===== Reading text =====

I very recently bought my first home and as a first time buyer I'm pretty clueless and was hoping for some advice... Originally myself and my partner were trying to get a joint mortgage, however unfortunately he had a CCJ on his credit report so couldn't be joint on the mortgage at all. We decided to just get a mortgage in my name but move him in, so I paid the deposit out of my savings but he agreed to pay half the bills and mortgage each month. Then after a few years when his CCJ had cleared we'd try again for a bigger home and a joint mortgage. I contacted a financial advisor who told me to not mention my partner's name throughout the full process and to move him in after a month or so.. that way if we did ever split he wouldn't be entitled to my deposit. I've moved in this week and would like to move my partner in as soon as possible, I've contacted the council tax office and let them know he will be living there but I'm just wondering what's the 'proper' way to do things. I want my partner to feel like it's his home as well and now the financial advisor seems to have disappeared once I paid him and I'm worried incase it's against the law if I move him in. Who is it I contact? What would my partner be entitled to if we did ever split? Is anyone in a similar situation?

GettingFiggyWithIt Wed 24-Dec-14 01:30:52

Someone who knows more from a legal standpoint will be along soon I'm sure.

===== Data to process =====

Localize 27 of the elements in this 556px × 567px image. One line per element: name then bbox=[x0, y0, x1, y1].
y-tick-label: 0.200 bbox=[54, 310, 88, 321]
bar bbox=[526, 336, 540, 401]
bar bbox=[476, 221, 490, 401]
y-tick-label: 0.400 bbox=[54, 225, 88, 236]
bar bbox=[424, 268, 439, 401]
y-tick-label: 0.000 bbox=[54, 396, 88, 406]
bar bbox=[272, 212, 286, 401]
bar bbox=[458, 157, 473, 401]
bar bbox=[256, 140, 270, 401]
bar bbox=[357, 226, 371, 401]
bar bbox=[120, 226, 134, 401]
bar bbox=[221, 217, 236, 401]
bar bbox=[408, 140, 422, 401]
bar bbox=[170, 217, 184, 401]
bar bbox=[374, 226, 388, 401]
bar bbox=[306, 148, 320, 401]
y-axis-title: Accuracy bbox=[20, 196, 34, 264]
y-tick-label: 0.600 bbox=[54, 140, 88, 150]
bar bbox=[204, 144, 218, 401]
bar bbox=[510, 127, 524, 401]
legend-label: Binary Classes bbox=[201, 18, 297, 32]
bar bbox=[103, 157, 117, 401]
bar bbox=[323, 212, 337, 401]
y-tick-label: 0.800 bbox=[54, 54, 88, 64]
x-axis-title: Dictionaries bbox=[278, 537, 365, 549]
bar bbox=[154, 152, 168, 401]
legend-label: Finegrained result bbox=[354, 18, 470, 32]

=====

- **Directions**
A) According to the forum post, what did the financial advisor tell the writer to do about the partner?
B) Rewrite the stretch of the records from their start through the line containing "bar bbox=[306, 148, 320, 401]", changing "Localize" to "Locate" and leaving everything else as it is.

- **Task-by-task outputs**
A) Not to mention the partner's name throughout the full process and to move him in after a month or so.

B)
Locate 27 of the elements in this 556px × 567px image. One line per element: name then bbox=[x0, y0, x1, y1].
y-tick-label: 0.200 bbox=[54, 310, 88, 321]
bar bbox=[526, 336, 540, 401]
bar bbox=[476, 221, 490, 401]
y-tick-label: 0.400 bbox=[54, 225, 88, 236]
bar bbox=[424, 268, 439, 401]
y-tick-label: 0.000 bbox=[54, 396, 88, 406]
bar bbox=[272, 212, 286, 401]
bar bbox=[458, 157, 473, 401]
bar bbox=[256, 140, 270, 401]
bar bbox=[357, 226, 371, 401]
bar bbox=[120, 226, 134, 401]
bar bbox=[221, 217, 236, 401]
bar bbox=[408, 140, 422, 401]
bar bbox=[170, 217, 184, 401]
bar bbox=[374, 226, 388, 401]
bar bbox=[306, 148, 320, 401]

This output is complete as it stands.